TASK PROMPT ▸ Here are some records; return them all exactly.

TASK MATERIAL ▸
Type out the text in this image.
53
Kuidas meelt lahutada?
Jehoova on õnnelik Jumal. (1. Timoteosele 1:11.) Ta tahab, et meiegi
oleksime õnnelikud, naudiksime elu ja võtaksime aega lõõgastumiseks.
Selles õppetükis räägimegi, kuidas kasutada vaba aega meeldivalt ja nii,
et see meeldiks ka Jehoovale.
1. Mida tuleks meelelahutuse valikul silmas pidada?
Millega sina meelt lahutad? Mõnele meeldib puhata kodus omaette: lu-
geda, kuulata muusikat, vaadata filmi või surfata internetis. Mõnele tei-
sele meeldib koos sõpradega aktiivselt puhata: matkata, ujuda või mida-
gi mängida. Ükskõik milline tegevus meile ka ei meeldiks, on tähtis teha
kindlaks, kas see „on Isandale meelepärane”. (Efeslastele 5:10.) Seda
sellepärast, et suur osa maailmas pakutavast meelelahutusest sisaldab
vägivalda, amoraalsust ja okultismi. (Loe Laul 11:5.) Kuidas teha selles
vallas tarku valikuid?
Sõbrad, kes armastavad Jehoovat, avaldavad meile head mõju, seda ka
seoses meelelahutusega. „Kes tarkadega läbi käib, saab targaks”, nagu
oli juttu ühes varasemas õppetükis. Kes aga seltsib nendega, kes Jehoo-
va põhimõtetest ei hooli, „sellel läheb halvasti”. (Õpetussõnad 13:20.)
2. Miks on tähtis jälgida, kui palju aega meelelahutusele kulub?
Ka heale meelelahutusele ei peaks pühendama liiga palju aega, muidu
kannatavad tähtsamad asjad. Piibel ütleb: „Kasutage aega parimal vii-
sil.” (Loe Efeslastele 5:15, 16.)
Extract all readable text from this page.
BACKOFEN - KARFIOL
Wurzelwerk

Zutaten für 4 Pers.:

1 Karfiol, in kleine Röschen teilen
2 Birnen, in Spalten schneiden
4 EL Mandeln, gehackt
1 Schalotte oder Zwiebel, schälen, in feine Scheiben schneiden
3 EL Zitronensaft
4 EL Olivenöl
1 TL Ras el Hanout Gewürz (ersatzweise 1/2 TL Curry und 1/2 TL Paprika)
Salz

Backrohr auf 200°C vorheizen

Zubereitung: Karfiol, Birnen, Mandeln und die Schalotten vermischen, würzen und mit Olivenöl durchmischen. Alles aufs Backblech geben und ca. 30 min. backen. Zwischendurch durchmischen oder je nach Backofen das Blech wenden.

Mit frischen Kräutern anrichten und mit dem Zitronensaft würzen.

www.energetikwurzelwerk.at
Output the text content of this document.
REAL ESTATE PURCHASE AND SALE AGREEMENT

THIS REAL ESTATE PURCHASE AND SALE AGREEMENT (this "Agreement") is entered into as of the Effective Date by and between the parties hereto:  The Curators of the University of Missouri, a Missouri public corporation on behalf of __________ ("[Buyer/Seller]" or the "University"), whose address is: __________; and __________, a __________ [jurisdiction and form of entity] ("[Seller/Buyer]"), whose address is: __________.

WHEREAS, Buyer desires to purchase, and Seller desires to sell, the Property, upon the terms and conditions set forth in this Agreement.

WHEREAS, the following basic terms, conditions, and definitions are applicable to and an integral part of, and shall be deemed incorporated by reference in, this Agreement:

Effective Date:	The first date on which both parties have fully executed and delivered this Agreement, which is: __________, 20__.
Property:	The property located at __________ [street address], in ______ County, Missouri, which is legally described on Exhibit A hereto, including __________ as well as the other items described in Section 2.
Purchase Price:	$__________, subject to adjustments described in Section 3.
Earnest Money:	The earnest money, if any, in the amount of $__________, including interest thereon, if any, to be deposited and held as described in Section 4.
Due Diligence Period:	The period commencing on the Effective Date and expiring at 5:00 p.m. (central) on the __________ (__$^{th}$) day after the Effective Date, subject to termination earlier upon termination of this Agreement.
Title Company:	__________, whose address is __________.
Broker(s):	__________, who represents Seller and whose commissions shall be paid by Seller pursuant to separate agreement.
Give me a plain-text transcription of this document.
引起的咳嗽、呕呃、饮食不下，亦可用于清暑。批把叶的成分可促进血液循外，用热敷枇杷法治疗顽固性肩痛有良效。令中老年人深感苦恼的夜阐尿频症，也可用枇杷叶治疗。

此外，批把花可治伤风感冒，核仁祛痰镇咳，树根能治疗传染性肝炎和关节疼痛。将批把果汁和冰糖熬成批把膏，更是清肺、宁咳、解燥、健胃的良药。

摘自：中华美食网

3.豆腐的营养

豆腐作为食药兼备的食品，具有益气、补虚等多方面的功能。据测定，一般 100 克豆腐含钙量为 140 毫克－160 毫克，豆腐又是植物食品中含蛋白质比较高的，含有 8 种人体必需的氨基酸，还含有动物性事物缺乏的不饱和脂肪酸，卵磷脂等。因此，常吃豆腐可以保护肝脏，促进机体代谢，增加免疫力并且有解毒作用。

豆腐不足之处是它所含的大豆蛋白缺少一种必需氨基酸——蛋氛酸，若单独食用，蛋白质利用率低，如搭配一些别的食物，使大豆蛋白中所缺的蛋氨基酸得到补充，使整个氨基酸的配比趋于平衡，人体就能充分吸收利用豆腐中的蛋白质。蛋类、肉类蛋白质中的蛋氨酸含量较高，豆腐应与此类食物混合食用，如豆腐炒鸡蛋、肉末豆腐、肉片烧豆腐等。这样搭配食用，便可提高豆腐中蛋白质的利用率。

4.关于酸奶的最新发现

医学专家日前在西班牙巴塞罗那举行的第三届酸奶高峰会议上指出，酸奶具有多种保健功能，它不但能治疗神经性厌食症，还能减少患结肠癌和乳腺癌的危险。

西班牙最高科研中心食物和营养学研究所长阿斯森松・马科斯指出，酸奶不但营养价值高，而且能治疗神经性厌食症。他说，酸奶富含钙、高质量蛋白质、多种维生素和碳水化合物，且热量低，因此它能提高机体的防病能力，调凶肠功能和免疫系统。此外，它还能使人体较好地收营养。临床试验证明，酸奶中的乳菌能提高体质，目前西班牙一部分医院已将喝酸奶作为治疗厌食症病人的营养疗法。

SOLVED EXERCISE ▸
Type out the text in this image.
53
Kuidas meelt lahutada?
Jehoova on õnnelik Jumal. (1. Timoteosele 1:11.) Ta tahab, et meiegi
oleksime õnnelikud, naudiksime elu ja võtaksime aega lõõgastumiseks.
Selles õppetükis räägimegi, kuidas kasutada vaba aega meeldivalt ja nii,
et see meeldiks ka Jehoovale.
1. Mida tuleks meelelahutuse valikul silmas pidada?
Millega sina meelt lahutad? Mõnele meeldib puhata kodus omaette: lu-
geda, kuulata muusikat, vaadata filmi või surfata internetis. Mõnele tei-
sele meeldib koos sõpradega aktiivselt puhata: matkata, ujuda või mida-
gi mängida. Ükskõik milline tegevus meile ka ei meeldiks, on tähtis teha
kindlaks, kas see „on Isandale meelepärane”. (Efeslastele 5:10.) Seda
sellepärast, et suur osa maailmas pakutavast meelelahutusest sisaldab
vägivalda, amoraalsust ja okultismi. (Loe Laul 11:5.) Kuidas teha selles
vallas tarku valikuid?
Sõbrad, kes armastavad Jehoovat, avaldavad meile head mõju, seda ka
seoses meelelahutusega. „Kes tarkadega läbi käib, saab targaks”, nagu
oli juttu ühes varasemas õppetükis. Kes aga seltsib nendega, kes Jehoo-
va põhimõtetest ei hooli, „sellel läheb halvasti”. (Õpetussõnad 13:20.)
2. Miks on tähtis jälgida, kui palju aega meelelahutusele kulub?
Ka heale meelelahutusele ei peaks pühendama liiga palju aega, muidu
kannatavad tähtsamad asjad. Piibel ütleb: „Kasutage aega parimal vii-
sil.” (Loe Efeslastele 5:15, 16.)
Extract all readable text from this page.
BACKOFEN - KARFIOL
Wurzelwerk

Zutaten für 4 Pers.:

1 Karfiol, in kleine Röschen teilen
2 Birnen, in Spalten schneiden
4 EL Mandeln, gehackt
1 Schalotte oder Zwiebel, schälen, in feine Scheiben schneiden
3 EL Zitronensaft
4 EL Olivenöl
1 TL Ras el Hanout Gewürz (ersatzweise 1/2 TL Curry und 1/2 TL Paprika)
Salz

Backrohr auf 200°C vorheizen

Zubereitung: Karfiol, Birnen, Mandeln und die Schalotten vermischen, würzen und mit Olivenöl durchmischen. Alles aufs Backblech geben und ca. 30 min. backen. Zwischendurch durchmischen oder je nach Backofen das Blech wenden.

Mit frischen Kräutern anrichten und mit dem Zitronensaft würzen.

www.energetikwurzelwerk.at
Output the text content of this document.
REAL ESTATE PURCHASE AND SALE AGREEMENT

THIS REAL ESTATE PURCHASE AND SALE AGREEMENT (this "Agreement") is entered into as of the Effective Date by and between the parties hereto:  The Curators of the University of Missouri, a Missouri public corporation on behalf of __________ ("[Buyer/Seller]" or the "University"), whose address is: __________; and __________, a __________ [jurisdiction and form of entity] ("[Seller/Buyer]"), whose address is: __________.

WHEREAS, Buyer desires to purchase, and Seller desires to sell, the Property, upon the terms and conditions set forth in this Agreement.

WHEREAS, the following basic terms, conditions, and definitions are applicable to and an integral part of, and shall be deemed incorporated by reference in, this Agreement:

Effective Date:	The first date on which both parties have fully executed and delivered this Agreement, which is: __________, 20__.
Property:	The property located at __________ [street address], in ______ County, Missouri, which is legally described on Exhibit A hereto, including __________ as well as the other items described in Section 2.
Purchase Price:	$__________, subject to adjustments described in Section 3.
Earnest Money:	The earnest money, if any, in the amount of $__________, including interest thereon, if any, to be deposited and held as described in Section 4.
Due Diligence Period:	The period commencing on the Effective Date and expiring at 5:00 p.m. (central) on the __________ (__$^{th}$) day after the Effective Date, subject to termination earlier upon termination of this Agreement.
Title Company:	__________, whose address is __________.
Broker(s):	__________, who represents Seller and whose commissions shall be paid by Seller pursuant to separate agreement.
Give me a plain-text transcription of this document.
引起的咳嗽、呕呃、饮食不下，亦可用于清暑。批把叶的成分可促进血液循外，用热敷枇杷法治疗顽固性肩痛有良效。令中老年人深感苦恼的夜阐尿频症，也可用枇杷叶治疗。

此外，批把花可治伤风感冒，核仁祛痰镇咳，树根能治疗传染性肝炎和关节疼痛。将批把果汁和冰糖熬成批把膏，更是清肺、宁咳、解燥、健胃的良药。

摘自：中华美食网

3.豆腐的营养

豆腐作为食药兼备的食品，具有益气、补虚等多方面的功能。据测定，一般 100 克豆腐含钙量为 140 毫克－160 毫克，豆腐又是植物食品中含蛋白质比较高的，含有 8 种人体必需的氨基酸，还含有动物性事物缺乏的不饱和脂肪酸，卵磷脂等。因此，常吃豆腐可以保护肝脏，促进机体代谢，增加免疫力并且有解毒作用。

豆腐不足之处是它所含的大豆蛋白缺少一种必需氨基酸——蛋氛酸，若单独食用，蛋白质利用率低，如搭配一些别的食物，使大豆蛋白中所缺的蛋氨基酸得到补充，使整个氨基酸的配比趋于平衡，人体就能充分吸收利用豆腐中的蛋白质。蛋类、肉类蛋白质中的蛋氨酸含量较高，豆腐应与此类食物混合食用，如豆腐炒鸡蛋、肉末豆腐、肉片烧豆腐等。这样搭配食用，便可提高豆腐中蛋白质的利用率。

4.关于酸奶的最新发现

医学专家日前在西班牙巴塞罗那举行的第三届酸奶高峰会议上指出，酸奶具有多种保健功能，它不但能治疗神经性厌食症，还能减少患结肠癌和乳腺癌的危险。

西班牙最高科研中心食物和营养学研究所长阿斯森松・马科斯指出，酸奶不但营养价值高，而且能治疗神经性厌食症。他说，酸奶富含钙、高质量蛋白质、多种维生素和碳水化合物，且热量低，因此它能提高机体的防病能力，调凶肠功能和免疫系统。此外，它还能使人体较好地收营养。临床试验证明，酸奶中的乳菌能提高体质，目前西班牙一部分医院已将喝酸奶作为治疗厌食症病人的营养疗法。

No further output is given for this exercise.